Retype the listing exactly; omit pictures.
--- THE INPUT Enclosed Below ---
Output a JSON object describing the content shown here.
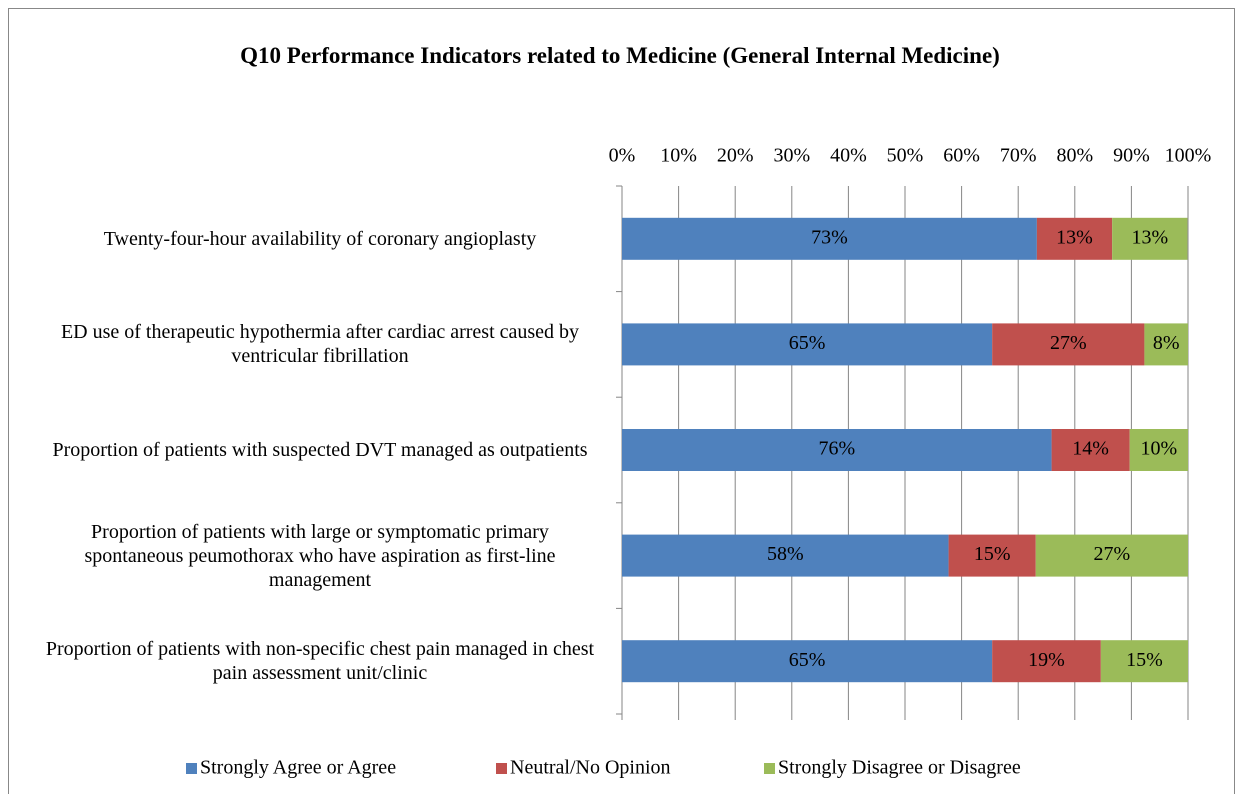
{
  "chart_data": {
    "type": "bar",
    "orientation": "horizontal",
    "stacked": true,
    "title": "Q10  Performance Indicators related to Medicine (General Internal Medicine)",
    "categories": [
      "Twenty-four-hour availability of coronary angioplasty",
      "ED use of therapeutic hypothermia after cardiac arrest caused by ventricular fibrillation",
      "Proportion of patients with suspected DVT managed as outpatients",
      "Proportion of patients with large or symptomatic primary spontaneous peumothorax who have aspiration as first-line management",
      "Proportion of patients with non-specific chest pain managed in chest pain assessment unit/clinic"
    ],
    "series": [
      {
        "name": "Strongly Agree or Agree",
        "color": "#4f81bd",
        "values": [
          73.3,
          65.4,
          75.9,
          57.7,
          65.4
        ],
        "value_labels": [
          "73%",
          "65%",
          "76%",
          "58%",
          "65%"
        ]
      },
      {
        "name": "Neutral/No Opinion",
        "color": "#c0504d",
        "values": [
          13.3,
          26.9,
          13.8,
          15.4,
          19.2
        ],
        "value_labels": [
          "13%",
          "27%",
          "14%",
          "15%",
          "19%"
        ]
      },
      {
        "name": "Strongly Disagree or Disagree",
        "color": "#9bbb59",
        "values": [
          13.3,
          7.7,
          10.3,
          26.9,
          15.4
        ],
        "value_labels": [
          "13%",
          "8%",
          "10%",
          "27%",
          "15%"
        ]
      }
    ],
    "xlim": [
      0,
      100
    ],
    "xticks": [
      {
        "value": 0,
        "label": "0%"
      },
      {
        "value": 10,
        "label": "10%"
      },
      {
        "value": 20,
        "label": "20%"
      },
      {
        "value": 30,
        "label": "30%"
      },
      {
        "value": 40,
        "label": "40%"
      },
      {
        "value": 50,
        "label": "50%"
      },
      {
        "value": 60,
        "label": "60%"
      },
      {
        "value": 70,
        "label": "70%"
      },
      {
        "value": 80,
        "label": "80%"
      },
      {
        "value": 90,
        "label": "90%"
      },
      {
        "value": 100,
        "label": "100%"
      }
    ],
    "grid": true,
    "legend": "bottom"
  }
}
--- End of Enclosed THE INPUT ---
TASK RESPONSE ▸
Output a JSON object describing the content shown here.
{
  "chart_data": {
    "type": "bar",
    "orientation": "horizontal",
    "stacked": true,
    "title": "Q10  Performance Indicators related to Medicine (General Internal Medicine)",
    "categories": [
      "Twenty-four-hour availability of coronary angioplasty",
      "ED use of therapeutic hypothermia after cardiac arrest caused by ventricular fibrillation",
      "Proportion of patients with suspected DVT managed as outpatients",
      "Proportion of patients with large or symptomatic primary spontaneous peumothorax who have aspiration as first-line management",
      "Proportion of patients with non-specific chest pain managed in chest pain assessment unit/clinic"
    ],
    "series": [
      {
        "name": "Strongly Agree or Agree",
        "color": "#4f81bd",
        "values": [
          73.3,
          65.4,
          75.9,
          57.7,
          65.4
        ],
        "value_labels": [
          "73%",
          "65%",
          "76%",
          "58%",
          "65%"
        ]
      },
      {
        "name": "Neutral/No Opinion",
        "color": "#c0504d",
        "values": [
          13.3,
          26.9,
          13.8,
          15.4,
          19.2
        ],
        "value_labels": [
          "13%",
          "27%",
          "14%",
          "15%",
          "19%"
        ]
      },
      {
        "name": "Strongly Disagree or Disagree",
        "color": "#9bbb59",
        "values": [
          13.3,
          7.7,
          10.3,
          26.9,
          15.4
        ],
        "value_labels": [
          "13%",
          "8%",
          "10%",
          "27%",
          "15%"
        ]
      }
    ],
    "xlim": [
      0,
      100
    ],
    "xticks": [
      {
        "value": 0,
        "label": "0%"
      },
      {
        "value": 10,
        "label": "10%"
      },
      {
        "value": 20,
        "label": "20%"
      },
      {
        "value": 30,
        "label": "30%"
      },
      {
        "value": 40,
        "label": "40%"
      },
      {
        "value": 50,
        "label": "50%"
      },
      {
        "value": 60,
        "label": "60%"
      },
      {
        "value": 70,
        "label": "70%"
      },
      {
        "value": 80,
        "label": "80%"
      },
      {
        "value": 90,
        "label": "90%"
      },
      {
        "value": 100,
        "label": "100%"
      }
    ],
    "grid": true,
    "legend": "bottom"
  }
}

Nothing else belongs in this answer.